* Written instruction: Exclude the pictures; give every entry again exactly as written.

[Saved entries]
## START
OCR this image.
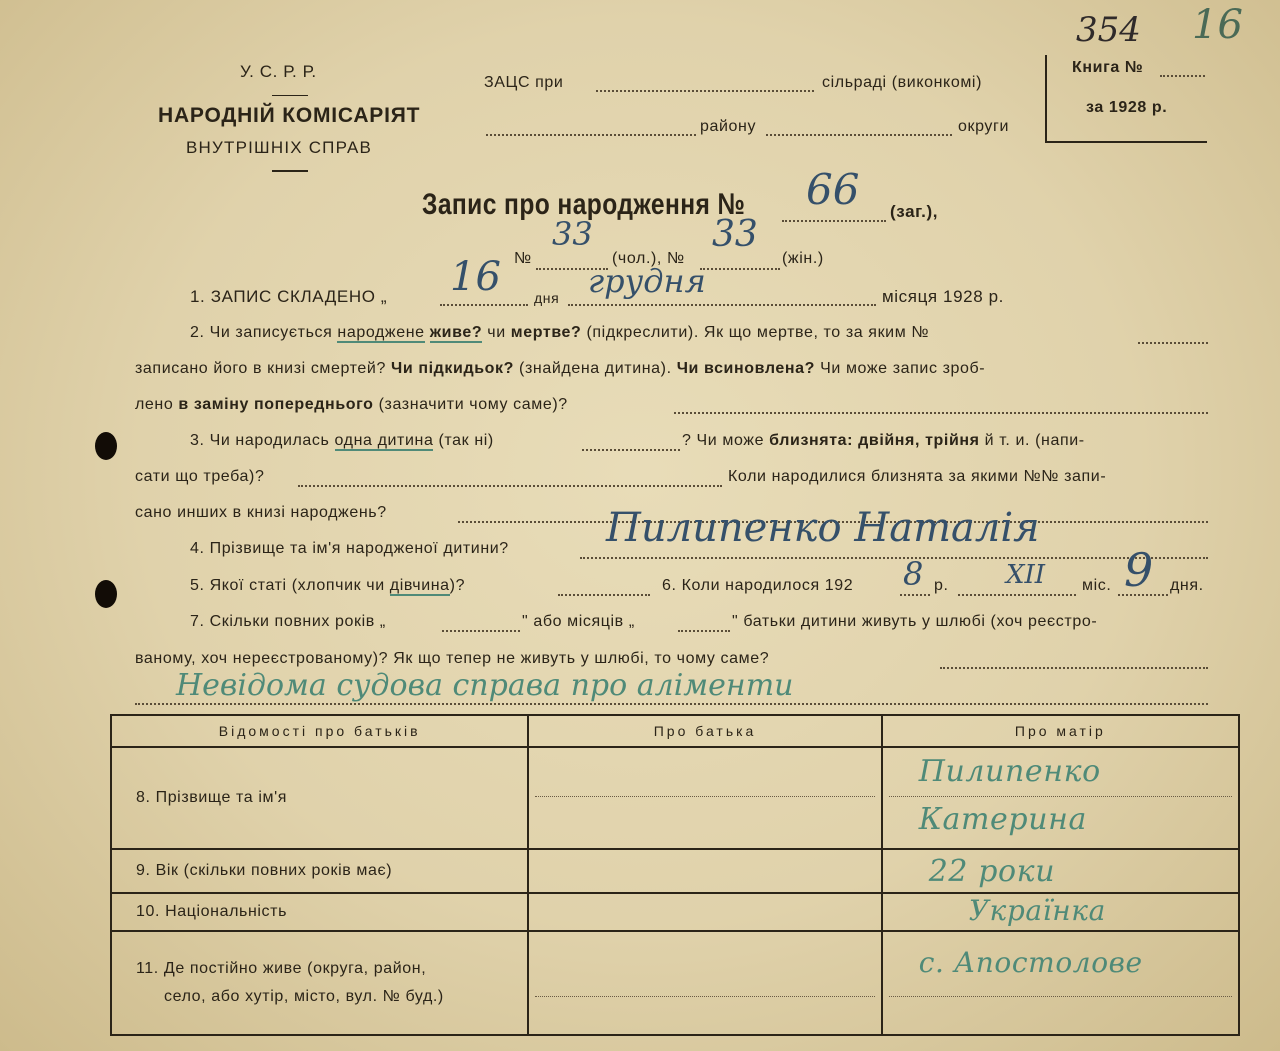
У. С. Р. Р.
НАРОДНІЙ КОМІСАРІЯТ
ВНУТРІШНІХ СПРАВ
ЗАЦС при	сільраді (виконкомі)
району	округи
Книга №
за 1928 р.
354 16
Запис про народження № 66 (заг.),
№
33
(чол.), №
33
(жін.)
1. ЗАПИС СКЛАДЕНО „ 16 дня грудня	місяця 1928 р.
2. Чи записується народжене живе? чи мертве? (підкреслити). Як що мертве, то за яким №
записано його в книзі смертей? Чи підкидьок? (знайдена дитина). Чи всиновлена? Чи може запис зроб-
лено в заміну попереднього (зазначити чому саме)?
3. Чи народилась одна дитина (так ні)	? Чи може близнята: двійня, трійня й т. и. (напи-
сати що треба)?	Коли народилися близнята за якими №№ запи-
сано инших в книзі народжень?
4. Прізвище та ім'я народженої дитини? Пилипенко Наталія
5. Якої статі (хлопчик чи дівчина)?	6. Коли народилося 192 8 р. XII міс. 9 дня.
7. Скільки повних років „	" або місяців „	" батьки дитини живуть у шлюбі (хоч реєстро-
ваному, хоч нереєстрованому)? Як що тепер не живуть у шлюбі, то чому саме?
Невідома судова справа про аліменти
Відомості про батьків	Про батька	Про матір
8. Прізвище та ім'я		Пилипенко
Катерина

9. Вік (скільки повних років має)		22 роки

10. Національність		Українка

11. Де постійно живе (округа, район,
село, або хутір, місто, вул. № буд.)		с. Апостолове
## END
* Solution to this task:
OCR this image.
У. С. Р. Р.
НАРОДНІЙ КОМІСАРІЯТ
ВНУТРІШНІХ СПРАВ
ЗАЦС при	сільраді (виконкомі)
району	округи
Книга №
за 1928 р.
354 16
Запис про народження № 66 (заг.),
№
33
(чол.), №
33
(жін.)
1. ЗАПИС СКЛАДЕНО „ 16 дня грудня	місяця 1928 р.
2. Чи записується народжене живе? чи мертве? (підкреслити). Як що мертве, то за яким №
записано його в книзі смертей? Чи підкидьок? (знайдена дитина). Чи всиновлена? Чи може запис зроб-
лено в заміну попереднього (зазначити чому саме)?
3. Чи народилась одна дитина (так ні)	? Чи може близнята: двійня, трійня й т. и. (напи-
сати що треба)?	Коли народилися близнята за якими №№ запи-
сано инших в книзі народжень?
4. Прізвище та ім'я народженої дитини? Пилипенко Наталія
5. Якої статі (хлопчик чи дівчина)?	6. Коли народилося 192 8 р. XII міс. 9 дня.
7. Скільки повних років „	" або місяців „	" батьки дитини живуть у шлюбі (хоч реєстро-
ваному, хоч нереєстрованому)? Як що тепер не живуть у шлюбі, то чому саме?
Невідома судова справа про аліменти
Відомості про батьків	Про батька	Про матір
8. Прізвище та ім'я		Пилипенко
Катерина

9. Вік (скільки повних років має)		22 роки

10. Національність		Українка

11. Де постійно живе (округа, район,
село, або хутір, місто, вул. № буд.)		с. Апостолове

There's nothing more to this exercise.